(Source data)
· · · · ·
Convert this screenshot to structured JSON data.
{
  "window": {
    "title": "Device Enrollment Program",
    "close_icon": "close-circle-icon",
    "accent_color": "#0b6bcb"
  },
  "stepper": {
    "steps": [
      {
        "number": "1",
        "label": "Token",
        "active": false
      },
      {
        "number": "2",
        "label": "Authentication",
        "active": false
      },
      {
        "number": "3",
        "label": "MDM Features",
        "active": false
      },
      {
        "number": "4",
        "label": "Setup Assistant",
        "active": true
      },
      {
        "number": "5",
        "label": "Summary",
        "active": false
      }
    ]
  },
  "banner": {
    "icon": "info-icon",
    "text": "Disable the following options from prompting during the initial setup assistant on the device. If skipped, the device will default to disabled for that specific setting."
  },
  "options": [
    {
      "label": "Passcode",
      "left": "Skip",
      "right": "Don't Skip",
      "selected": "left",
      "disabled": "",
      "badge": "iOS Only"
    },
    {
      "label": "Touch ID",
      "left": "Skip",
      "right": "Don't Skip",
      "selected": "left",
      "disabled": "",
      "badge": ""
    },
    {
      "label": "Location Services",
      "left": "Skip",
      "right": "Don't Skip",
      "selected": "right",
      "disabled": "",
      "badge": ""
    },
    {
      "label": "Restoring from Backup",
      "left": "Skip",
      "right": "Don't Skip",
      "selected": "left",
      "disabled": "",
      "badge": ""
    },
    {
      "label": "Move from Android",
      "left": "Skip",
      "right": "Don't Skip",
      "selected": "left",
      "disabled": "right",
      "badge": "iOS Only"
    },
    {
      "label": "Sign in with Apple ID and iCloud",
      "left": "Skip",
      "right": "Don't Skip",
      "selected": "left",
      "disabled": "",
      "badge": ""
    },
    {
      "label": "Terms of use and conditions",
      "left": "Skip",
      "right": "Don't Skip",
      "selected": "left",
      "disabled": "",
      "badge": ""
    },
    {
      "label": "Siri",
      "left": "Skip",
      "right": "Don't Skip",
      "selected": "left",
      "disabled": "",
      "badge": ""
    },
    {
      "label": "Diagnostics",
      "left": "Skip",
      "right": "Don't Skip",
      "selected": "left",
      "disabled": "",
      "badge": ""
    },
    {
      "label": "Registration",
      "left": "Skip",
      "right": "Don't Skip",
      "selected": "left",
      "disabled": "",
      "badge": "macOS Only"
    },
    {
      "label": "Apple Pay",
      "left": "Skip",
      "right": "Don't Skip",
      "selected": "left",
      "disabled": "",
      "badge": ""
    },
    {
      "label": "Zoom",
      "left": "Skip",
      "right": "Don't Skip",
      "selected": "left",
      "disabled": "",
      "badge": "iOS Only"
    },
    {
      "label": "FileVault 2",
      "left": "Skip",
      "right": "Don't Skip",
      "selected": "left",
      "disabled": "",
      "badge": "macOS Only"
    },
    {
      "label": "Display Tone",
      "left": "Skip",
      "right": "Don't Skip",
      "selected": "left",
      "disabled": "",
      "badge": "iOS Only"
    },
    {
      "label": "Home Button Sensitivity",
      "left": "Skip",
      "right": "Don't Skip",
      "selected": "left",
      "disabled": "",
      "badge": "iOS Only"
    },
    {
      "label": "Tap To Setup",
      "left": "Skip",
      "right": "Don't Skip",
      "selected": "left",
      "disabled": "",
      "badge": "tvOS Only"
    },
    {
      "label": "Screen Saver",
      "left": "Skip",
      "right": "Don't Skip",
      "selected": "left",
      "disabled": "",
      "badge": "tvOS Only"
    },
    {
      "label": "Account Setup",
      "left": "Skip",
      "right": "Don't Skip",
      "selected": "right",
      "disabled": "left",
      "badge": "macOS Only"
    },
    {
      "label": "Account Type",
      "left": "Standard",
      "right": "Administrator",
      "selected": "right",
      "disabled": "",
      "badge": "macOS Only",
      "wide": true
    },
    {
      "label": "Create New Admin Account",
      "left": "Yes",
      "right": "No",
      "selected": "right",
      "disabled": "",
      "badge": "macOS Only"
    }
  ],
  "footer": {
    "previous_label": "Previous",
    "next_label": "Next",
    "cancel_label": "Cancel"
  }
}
· · · · ·
**WHAT IS REQUIRED**
Print out every entry, keeping each one exact.

**ANSWER BELOW**
Convert this screenshot to structured JSON data.
{
  "window": {
    "title": "Device Enrollment Program",
    "close_icon": "close-circle-icon",
    "accent_color": "#0b6bcb"
  },
  "stepper": {
    "steps": [
      {
        "number": "1",
        "label": "Token",
        "active": false
      },
      {
        "number": "2",
        "label": "Authentication",
        "active": false
      },
      {
        "number": "3",
        "label": "MDM Features",
        "active": false
      },
      {
        "number": "4",
        "label": "Setup Assistant",
        "active": true
      },
      {
        "number": "5",
        "label": "Summary",
        "active": false
      }
    ]
  },
  "banner": {
    "icon": "info-icon",
    "text": "Disable the following options from prompting during the initial setup assistant on the device. If skipped, the device will default to disabled for that specific setting."
  },
  "options": [
    {
      "label": "Passcode",
      "left": "Skip",
      "right": "Don't Skip",
      "selected": "left",
      "disabled": "",
      "badge": "iOS Only"
    },
    {
      "label": "Touch ID",
      "left": "Skip",
      "right": "Don't Skip",
      "selected": "left",
      "disabled": "",
      "badge": ""
    },
    {
      "label": "Location Services",
      "left": "Skip",
      "right": "Don't Skip",
      "selected": "right",
      "disabled": "",
      "badge": ""
    },
    {
      "label": "Restoring from Backup",
      "left": "Skip",
      "right": "Don't Skip",
      "selected": "left",
      "disabled": "",
      "badge": ""
    },
    {
      "label": "Move from Android",
      "left": "Skip",
      "right": "Don't Skip",
      "selected": "left",
      "disabled": "right",
      "badge": "iOS Only"
    },
    {
      "label": "Sign in with Apple ID and iCloud",
      "left": "Skip",
      "right": "Don't Skip",
      "selected": "left",
      "disabled": "",
      "badge": ""
    },
    {
      "label": "Terms of use and conditions",
      "left": "Skip",
      "right": "Don't Skip",
      "selected": "left",
      "disabled": "",
      "badge": ""
    },
    {
      "label": "Siri",
      "left": "Skip",
      "right": "Don't Skip",
      "selected": "left",
      "disabled": "",
      "badge": ""
    },
    {
      "label": "Diagnostics",
      "left": "Skip",
      "right": "Don't Skip",
      "selected": "left",
      "disabled": "",
      "badge": ""
    },
    {
      "label": "Registration",
      "left": "Skip",
      "right": "Don't Skip",
      "selected": "left",
      "disabled": "",
      "badge": "macOS Only"
    },
    {
      "label": "Apple Pay",
      "left": "Skip",
      "right": "Don't Skip",
      "selected": "left",
      "disabled": "",
      "badge": ""
    },
    {
      "label": "Zoom",
      "left": "Skip",
      "right": "Don't Skip",
      "selected": "left",
      "disabled": "",
      "badge": "iOS Only"
    },
    {
      "label": "FileVault 2",
      "left": "Skip",
      "right": "Don't Skip",
      "selected": "left",
      "disabled": "",
      "badge": "macOS Only"
    },
    {
      "label": "Display Tone",
      "left": "Skip",
      "right": "Don't Skip",
      "selected": "left",
      "disabled": "",
      "badge": "iOS Only"
    },
    {
      "label": "Home Button Sensitivity",
      "left": "Skip",
      "right": "Don't Skip",
      "selected": "left",
      "disabled": "",
      "badge": "iOS Only"
    },
    {
      "label": "Tap To Setup",
      "left": "Skip",
      "right": "Don't Skip",
      "selected": "left",
      "disabled": "",
      "badge": "tvOS Only"
    },
    {
      "label": "Screen Saver",
      "left": "Skip",
      "right": "Don't Skip",
      "selected": "left",
      "disabled": "",
      "badge": "tvOS Only"
    },
    {
      "label": "Account Setup",
      "left": "Skip",
      "right": "Don't Skip",
      "selected": "right",
      "disabled": "left",
      "badge": "macOS Only"
    },
    {
      "label": "Account Type",
      "left": "Standard",
      "right": "Administrator",
      "selected": "right",
      "disabled": "",
      "badge": "macOS Only",
      "wide": true
    },
    {
      "label": "Create New Admin Account",
      "left": "Yes",
      "right": "No",
      "selected": "right",
      "disabled": "",
      "badge": "macOS Only"
    }
  ],
  "footer": {
    "previous_label": "Previous",
    "next_label": "Next",
    "cancel_label": "Cancel"
  }
}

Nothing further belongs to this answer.